**TASK:** Reproduce all of the data word for word.

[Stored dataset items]
--------------------------------
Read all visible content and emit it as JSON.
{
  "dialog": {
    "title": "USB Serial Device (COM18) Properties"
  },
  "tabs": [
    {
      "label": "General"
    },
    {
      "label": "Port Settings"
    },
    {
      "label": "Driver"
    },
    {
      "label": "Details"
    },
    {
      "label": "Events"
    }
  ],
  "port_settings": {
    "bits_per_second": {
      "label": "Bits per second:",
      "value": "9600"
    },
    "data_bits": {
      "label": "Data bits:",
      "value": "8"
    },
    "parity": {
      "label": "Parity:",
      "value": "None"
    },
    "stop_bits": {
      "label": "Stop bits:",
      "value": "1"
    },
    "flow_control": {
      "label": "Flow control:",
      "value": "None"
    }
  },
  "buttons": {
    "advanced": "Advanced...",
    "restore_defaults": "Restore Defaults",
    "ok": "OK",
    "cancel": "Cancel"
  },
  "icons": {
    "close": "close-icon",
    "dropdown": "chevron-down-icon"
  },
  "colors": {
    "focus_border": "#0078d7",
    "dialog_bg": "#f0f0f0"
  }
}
--------------------------------
**OUTPUT FOR THIS EXERCISE:**
Read all visible content and emit it as JSON.
{
  "dialog": {
    "title": "USB Serial Device (COM18) Properties"
  },
  "tabs": [
    {
      "label": "General"
    },
    {
      "label": "Port Settings"
    },
    {
      "label": "Driver"
    },
    {
      "label": "Details"
    },
    {
      "label": "Events"
    }
  ],
  "port_settings": {
    "bits_per_second": {
      "label": "Bits per second:",
      "value": "9600"
    },
    "data_bits": {
      "label": "Data bits:",
      "value": "8"
    },
    "parity": {
      "label": "Parity:",
      "value": "None"
    },
    "stop_bits": {
      "label": "Stop bits:",
      "value": "1"
    },
    "flow_control": {
      "label": "Flow control:",
      "value": "None"
    }
  },
  "buttons": {
    "advanced": "Advanced...",
    "restore_defaults": "Restore Defaults",
    "ok": "OK",
    "cancel": "Cancel"
  },
  "icons": {
    "close": "close-icon",
    "dropdown": "chevron-down-icon"
  },
  "colors": {
    "focus_border": "#0078d7",
    "dialog_bg": "#f0f0f0"
  }
}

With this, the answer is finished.